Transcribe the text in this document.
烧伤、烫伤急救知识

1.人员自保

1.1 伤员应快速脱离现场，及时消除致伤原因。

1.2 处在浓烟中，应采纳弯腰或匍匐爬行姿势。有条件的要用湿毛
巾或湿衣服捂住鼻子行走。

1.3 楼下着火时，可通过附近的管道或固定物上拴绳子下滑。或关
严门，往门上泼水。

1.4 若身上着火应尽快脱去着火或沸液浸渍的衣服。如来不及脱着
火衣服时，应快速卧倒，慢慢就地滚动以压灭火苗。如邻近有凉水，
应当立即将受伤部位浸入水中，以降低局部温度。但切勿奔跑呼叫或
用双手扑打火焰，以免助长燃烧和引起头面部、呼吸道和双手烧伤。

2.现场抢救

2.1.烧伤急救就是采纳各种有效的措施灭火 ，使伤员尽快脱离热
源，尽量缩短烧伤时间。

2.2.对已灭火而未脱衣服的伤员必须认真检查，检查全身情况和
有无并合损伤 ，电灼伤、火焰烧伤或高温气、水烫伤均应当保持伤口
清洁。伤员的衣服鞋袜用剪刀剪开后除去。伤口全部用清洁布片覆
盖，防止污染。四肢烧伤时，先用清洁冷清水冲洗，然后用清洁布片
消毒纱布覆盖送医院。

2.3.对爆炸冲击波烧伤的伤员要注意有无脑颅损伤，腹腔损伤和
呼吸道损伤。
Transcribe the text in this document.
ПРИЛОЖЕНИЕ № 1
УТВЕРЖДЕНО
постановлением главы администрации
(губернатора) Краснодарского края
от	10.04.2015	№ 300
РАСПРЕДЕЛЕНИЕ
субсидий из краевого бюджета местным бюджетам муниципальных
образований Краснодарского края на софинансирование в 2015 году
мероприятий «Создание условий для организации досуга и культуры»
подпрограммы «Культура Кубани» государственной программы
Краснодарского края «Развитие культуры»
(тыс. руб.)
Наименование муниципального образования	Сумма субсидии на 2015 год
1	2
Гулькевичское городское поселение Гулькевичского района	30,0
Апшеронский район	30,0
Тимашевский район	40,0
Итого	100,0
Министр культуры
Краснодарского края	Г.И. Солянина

- - - - - - -

Copy out every line from the material above in which the word "культуры" appears.

мероприятий «Создание условий для организации досуга и культуры»
Краснодарского края «Развитие культуры»
Министр культуры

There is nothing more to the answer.